- [SET TASK]:
Report all lines holding "company".

BEGIN SUPPLIED DATA

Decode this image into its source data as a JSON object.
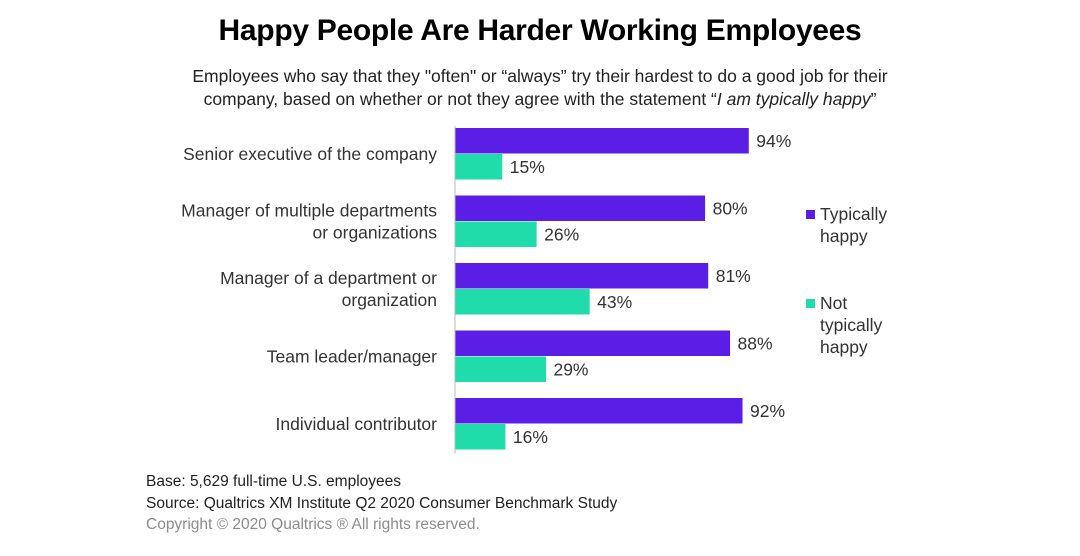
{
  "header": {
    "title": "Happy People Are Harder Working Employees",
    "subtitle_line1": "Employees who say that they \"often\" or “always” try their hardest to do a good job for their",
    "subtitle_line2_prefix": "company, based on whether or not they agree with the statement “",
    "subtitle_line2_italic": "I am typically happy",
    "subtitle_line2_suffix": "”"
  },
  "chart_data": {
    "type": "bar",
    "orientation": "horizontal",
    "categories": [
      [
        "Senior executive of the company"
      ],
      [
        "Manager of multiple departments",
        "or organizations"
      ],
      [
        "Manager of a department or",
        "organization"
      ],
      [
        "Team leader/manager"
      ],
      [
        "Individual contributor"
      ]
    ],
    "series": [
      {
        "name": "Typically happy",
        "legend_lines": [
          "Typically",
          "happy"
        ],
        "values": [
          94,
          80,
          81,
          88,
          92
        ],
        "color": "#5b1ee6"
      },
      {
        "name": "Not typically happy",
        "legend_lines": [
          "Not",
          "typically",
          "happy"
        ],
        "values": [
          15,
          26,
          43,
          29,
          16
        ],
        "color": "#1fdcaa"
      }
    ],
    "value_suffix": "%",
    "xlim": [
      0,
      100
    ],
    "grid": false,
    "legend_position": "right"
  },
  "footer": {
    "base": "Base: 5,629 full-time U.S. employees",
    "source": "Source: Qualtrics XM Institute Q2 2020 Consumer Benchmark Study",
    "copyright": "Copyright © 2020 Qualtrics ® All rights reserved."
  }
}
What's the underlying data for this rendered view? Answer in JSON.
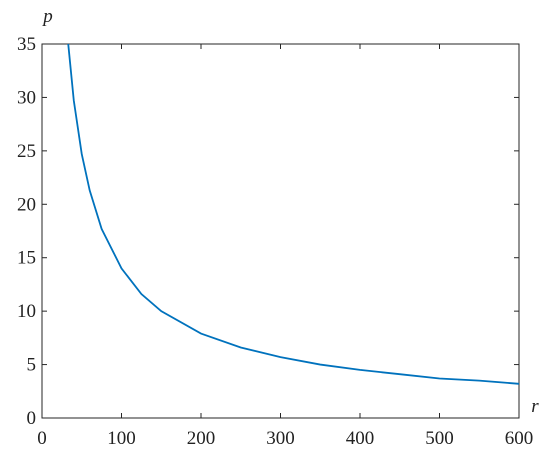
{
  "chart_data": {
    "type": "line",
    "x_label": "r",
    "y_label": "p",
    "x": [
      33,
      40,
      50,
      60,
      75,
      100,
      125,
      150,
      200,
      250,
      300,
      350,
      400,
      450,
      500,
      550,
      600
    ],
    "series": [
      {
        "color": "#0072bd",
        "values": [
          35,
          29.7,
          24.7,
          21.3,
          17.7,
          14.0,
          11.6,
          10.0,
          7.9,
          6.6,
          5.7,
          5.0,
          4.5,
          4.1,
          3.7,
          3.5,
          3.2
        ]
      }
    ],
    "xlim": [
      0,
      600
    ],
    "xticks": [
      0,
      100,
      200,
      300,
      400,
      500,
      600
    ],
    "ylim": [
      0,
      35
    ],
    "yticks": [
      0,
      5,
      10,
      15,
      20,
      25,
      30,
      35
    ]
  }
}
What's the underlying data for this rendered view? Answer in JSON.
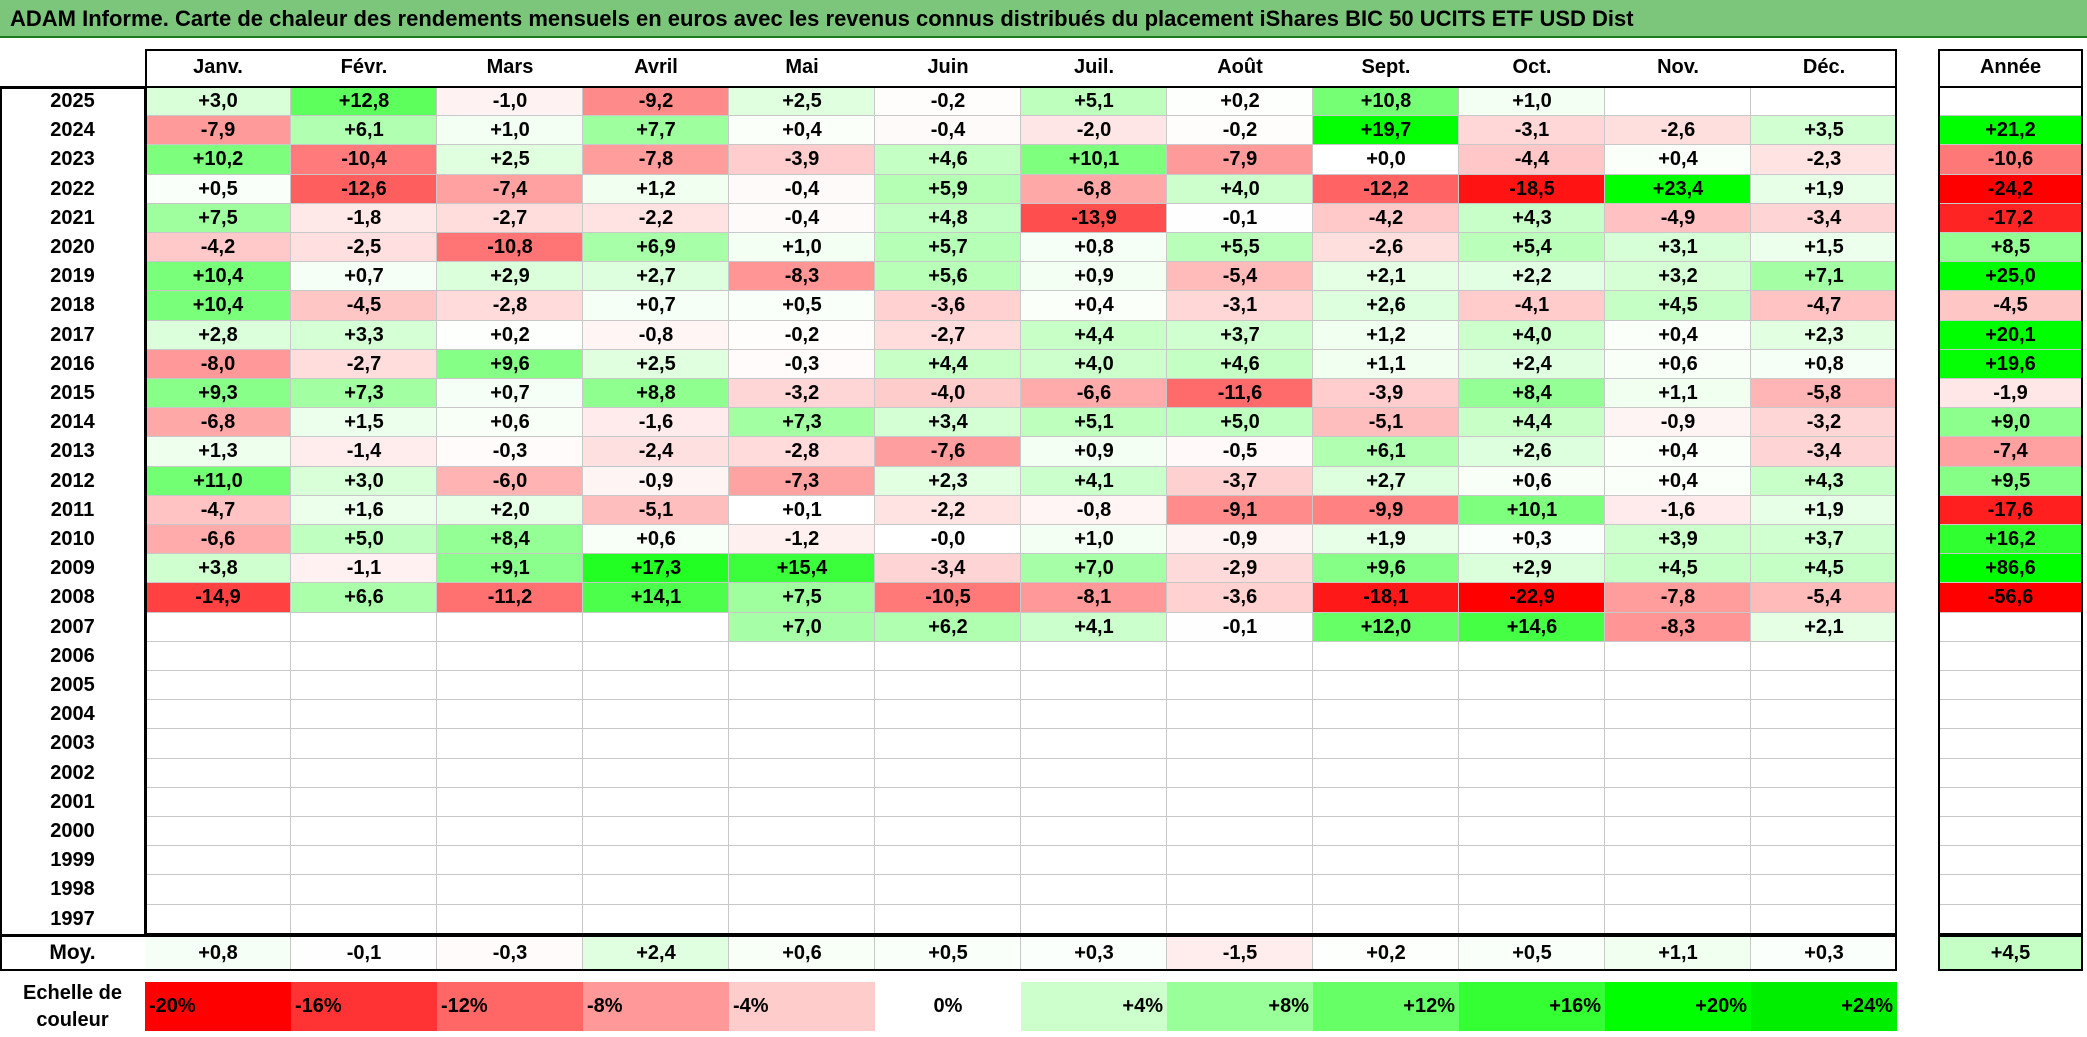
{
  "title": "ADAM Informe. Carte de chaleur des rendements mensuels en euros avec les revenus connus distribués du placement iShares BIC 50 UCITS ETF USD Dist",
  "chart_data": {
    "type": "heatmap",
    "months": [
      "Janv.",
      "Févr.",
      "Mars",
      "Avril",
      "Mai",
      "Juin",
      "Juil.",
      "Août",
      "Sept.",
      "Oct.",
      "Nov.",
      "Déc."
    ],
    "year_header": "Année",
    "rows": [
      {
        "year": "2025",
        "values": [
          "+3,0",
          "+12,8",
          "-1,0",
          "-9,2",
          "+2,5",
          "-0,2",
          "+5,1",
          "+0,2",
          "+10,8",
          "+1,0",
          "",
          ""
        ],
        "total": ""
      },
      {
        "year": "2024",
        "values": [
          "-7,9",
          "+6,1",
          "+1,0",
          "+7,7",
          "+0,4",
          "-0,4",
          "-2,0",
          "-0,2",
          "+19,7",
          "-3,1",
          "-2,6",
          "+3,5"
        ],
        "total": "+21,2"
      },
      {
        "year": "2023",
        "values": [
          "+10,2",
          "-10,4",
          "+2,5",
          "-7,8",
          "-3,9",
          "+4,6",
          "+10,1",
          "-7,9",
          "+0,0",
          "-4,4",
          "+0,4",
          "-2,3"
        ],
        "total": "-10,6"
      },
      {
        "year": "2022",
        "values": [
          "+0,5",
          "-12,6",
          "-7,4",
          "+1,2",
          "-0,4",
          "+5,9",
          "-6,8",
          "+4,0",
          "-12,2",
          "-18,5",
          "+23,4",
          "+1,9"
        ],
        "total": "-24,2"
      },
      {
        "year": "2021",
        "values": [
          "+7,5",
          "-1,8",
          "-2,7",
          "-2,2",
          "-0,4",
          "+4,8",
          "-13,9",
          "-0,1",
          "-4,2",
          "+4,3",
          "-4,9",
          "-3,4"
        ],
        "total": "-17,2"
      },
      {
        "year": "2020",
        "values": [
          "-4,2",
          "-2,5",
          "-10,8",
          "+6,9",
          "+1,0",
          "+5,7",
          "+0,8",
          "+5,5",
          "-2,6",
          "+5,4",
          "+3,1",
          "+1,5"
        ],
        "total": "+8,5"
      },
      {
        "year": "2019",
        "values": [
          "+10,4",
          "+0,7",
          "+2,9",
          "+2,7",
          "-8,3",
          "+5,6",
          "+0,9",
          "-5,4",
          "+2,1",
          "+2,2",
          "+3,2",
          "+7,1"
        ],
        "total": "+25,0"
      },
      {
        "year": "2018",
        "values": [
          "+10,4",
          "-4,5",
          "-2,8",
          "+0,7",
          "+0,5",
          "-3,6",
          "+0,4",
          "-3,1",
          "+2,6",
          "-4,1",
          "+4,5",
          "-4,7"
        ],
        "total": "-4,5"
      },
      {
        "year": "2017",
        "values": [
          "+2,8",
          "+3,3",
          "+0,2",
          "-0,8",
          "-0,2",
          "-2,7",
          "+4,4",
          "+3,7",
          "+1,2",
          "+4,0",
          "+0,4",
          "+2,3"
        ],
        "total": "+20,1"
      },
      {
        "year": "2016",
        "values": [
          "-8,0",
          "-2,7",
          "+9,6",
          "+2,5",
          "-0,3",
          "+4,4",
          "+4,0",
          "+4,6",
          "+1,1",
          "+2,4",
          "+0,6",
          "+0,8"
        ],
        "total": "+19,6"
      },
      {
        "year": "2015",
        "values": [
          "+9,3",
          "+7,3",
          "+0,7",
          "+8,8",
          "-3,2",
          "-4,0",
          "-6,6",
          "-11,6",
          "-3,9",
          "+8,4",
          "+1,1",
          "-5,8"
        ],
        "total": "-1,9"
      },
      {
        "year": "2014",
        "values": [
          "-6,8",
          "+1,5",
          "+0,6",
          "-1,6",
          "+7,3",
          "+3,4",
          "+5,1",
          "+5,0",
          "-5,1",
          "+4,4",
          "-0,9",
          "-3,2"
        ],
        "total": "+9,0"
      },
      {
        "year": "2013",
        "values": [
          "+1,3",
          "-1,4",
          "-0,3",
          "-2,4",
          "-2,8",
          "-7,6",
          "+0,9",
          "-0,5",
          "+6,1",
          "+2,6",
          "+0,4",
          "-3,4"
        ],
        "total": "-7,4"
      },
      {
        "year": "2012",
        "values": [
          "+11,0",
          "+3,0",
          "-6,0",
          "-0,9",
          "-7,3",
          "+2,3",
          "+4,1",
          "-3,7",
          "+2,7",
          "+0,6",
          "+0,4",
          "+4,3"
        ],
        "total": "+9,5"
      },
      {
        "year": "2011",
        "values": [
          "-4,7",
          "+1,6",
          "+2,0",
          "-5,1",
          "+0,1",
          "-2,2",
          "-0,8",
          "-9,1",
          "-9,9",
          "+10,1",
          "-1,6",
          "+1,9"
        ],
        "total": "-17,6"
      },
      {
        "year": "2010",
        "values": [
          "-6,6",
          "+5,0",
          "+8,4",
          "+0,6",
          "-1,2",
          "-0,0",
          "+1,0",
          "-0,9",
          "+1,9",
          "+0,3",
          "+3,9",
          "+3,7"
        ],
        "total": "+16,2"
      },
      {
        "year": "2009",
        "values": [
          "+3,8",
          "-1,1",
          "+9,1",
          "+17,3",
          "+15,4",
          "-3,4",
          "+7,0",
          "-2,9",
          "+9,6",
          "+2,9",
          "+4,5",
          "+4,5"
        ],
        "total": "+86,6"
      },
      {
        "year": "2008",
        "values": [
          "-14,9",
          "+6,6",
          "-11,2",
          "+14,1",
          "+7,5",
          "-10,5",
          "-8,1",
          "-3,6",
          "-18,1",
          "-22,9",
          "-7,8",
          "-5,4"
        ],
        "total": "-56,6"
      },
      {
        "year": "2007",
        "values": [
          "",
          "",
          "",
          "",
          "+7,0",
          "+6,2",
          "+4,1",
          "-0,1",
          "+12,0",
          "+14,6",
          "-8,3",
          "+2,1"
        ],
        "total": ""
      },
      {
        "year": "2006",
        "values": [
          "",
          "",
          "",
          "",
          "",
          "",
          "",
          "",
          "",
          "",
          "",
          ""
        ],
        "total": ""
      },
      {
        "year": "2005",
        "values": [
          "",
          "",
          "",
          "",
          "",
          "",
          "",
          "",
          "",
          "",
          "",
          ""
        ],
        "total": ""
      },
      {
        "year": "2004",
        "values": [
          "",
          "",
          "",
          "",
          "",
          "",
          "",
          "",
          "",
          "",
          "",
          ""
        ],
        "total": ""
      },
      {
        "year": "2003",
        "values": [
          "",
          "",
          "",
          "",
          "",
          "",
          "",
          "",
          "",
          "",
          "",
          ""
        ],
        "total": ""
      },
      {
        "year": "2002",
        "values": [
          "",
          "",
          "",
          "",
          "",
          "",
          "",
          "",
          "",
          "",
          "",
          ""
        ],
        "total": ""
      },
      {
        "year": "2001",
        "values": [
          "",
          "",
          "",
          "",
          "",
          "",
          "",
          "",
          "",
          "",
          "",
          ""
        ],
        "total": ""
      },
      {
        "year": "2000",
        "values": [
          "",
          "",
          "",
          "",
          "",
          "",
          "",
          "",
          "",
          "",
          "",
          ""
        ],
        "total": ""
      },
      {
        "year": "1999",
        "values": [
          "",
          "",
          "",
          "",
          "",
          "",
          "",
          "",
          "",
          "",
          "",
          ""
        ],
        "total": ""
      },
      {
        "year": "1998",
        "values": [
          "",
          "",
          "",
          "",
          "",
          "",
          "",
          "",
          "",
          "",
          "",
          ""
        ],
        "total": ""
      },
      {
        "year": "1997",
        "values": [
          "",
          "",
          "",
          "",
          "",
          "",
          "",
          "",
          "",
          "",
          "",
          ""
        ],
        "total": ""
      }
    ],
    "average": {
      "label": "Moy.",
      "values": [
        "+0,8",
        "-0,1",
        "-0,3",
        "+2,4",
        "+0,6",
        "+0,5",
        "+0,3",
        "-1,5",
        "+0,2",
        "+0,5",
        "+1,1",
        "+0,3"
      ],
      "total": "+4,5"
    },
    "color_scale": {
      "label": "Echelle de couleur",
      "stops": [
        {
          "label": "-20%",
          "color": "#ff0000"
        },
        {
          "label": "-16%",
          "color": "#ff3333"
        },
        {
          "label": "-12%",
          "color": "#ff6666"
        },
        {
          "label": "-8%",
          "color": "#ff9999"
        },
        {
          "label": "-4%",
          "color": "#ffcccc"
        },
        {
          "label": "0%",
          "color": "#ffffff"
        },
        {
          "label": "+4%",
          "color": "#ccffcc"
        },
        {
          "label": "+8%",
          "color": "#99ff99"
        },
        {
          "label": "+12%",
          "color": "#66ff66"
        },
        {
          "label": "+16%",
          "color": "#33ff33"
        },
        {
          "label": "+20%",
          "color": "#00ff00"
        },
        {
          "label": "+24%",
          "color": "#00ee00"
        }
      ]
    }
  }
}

END SUPPLIED DATA

- [FINAL ANSWER]:
    "subtitle_line2_prefix": "company, based on whether or not they agree with the statement “",
        "Senior executive of the company"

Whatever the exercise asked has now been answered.